◆ Document segment ◆
※ ※ ※

So brew yourself a cup of tea, and we'll look at what has to, and can, be done . . .

Forget all that bushwa about arming yourself and heading for the hills. That is an absolutely nowhere solution, doomed to cut you off from the very resources you'll need: other people -- their comfort, ideas, and energy. This is strictly a community matter.

Community means networking . . . getting together with others, and talking about it. And community, in this instance, has to mean the people you live with/near/among. If there already exists such a community for you, fine -- start working with it. If it doesn't exist, then you have to start putting it together. Everyone lives in a potential community setting. You discover its full potential by calling a meeting.

Not everyone will come, and that's okay. You'll get a few, and it's all you need for a start. It's not difficult to find resources for the first meeting. Utne Reader has just come out with an excellent little community-centered handbook, 120 pages for $4.95. Once you see it, you'll want to order it in bulk: 50 copies or more at $1 each, plus shipping. (These are proffered for fund-raising resale, but that of course is up to you). There is also a profusion of resources on the Web, and I will close this with a number of URL addresses. If you haven't your own computer, I'm sure you can connect with someone who does.

After whatever initial and get-acquainted talk is necessary, orient your group toward an action plan. Most group confusion and failure results from the lack of specific and positive directions to pursue. That plan should include, at the very least: goals, organization, individual or committee assignments, and a specific follow-up (next meeting) provision.

※ ※ ※

◆ Data supplied ◆
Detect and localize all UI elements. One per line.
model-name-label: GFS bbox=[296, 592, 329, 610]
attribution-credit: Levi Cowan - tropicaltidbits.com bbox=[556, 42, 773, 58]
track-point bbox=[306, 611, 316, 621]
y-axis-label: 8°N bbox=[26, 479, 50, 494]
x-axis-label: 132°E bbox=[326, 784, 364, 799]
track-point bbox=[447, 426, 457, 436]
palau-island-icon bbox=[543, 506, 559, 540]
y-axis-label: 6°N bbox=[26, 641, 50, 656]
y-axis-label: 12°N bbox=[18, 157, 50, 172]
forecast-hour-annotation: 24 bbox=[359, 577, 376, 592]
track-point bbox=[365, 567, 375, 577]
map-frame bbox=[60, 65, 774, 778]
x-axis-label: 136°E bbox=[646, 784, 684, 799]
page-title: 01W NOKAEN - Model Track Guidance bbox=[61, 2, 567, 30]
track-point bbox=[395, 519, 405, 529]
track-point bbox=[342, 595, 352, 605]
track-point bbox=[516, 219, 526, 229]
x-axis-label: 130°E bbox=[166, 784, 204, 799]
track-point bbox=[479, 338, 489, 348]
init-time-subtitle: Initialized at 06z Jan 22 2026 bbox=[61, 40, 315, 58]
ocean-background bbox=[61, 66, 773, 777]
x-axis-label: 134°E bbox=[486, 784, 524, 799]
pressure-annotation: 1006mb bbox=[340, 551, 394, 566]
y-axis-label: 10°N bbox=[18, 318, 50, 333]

※ ※ ※

◆ Prompt ◆
In the passage on community networking, what does the Utne Reader handbook cost per copy when ordered in quantities of 50 or more? Rely solely on the passage about community networking, not on the records.

◆ Answer box ◆
It costs $1 per copy, plus shipping.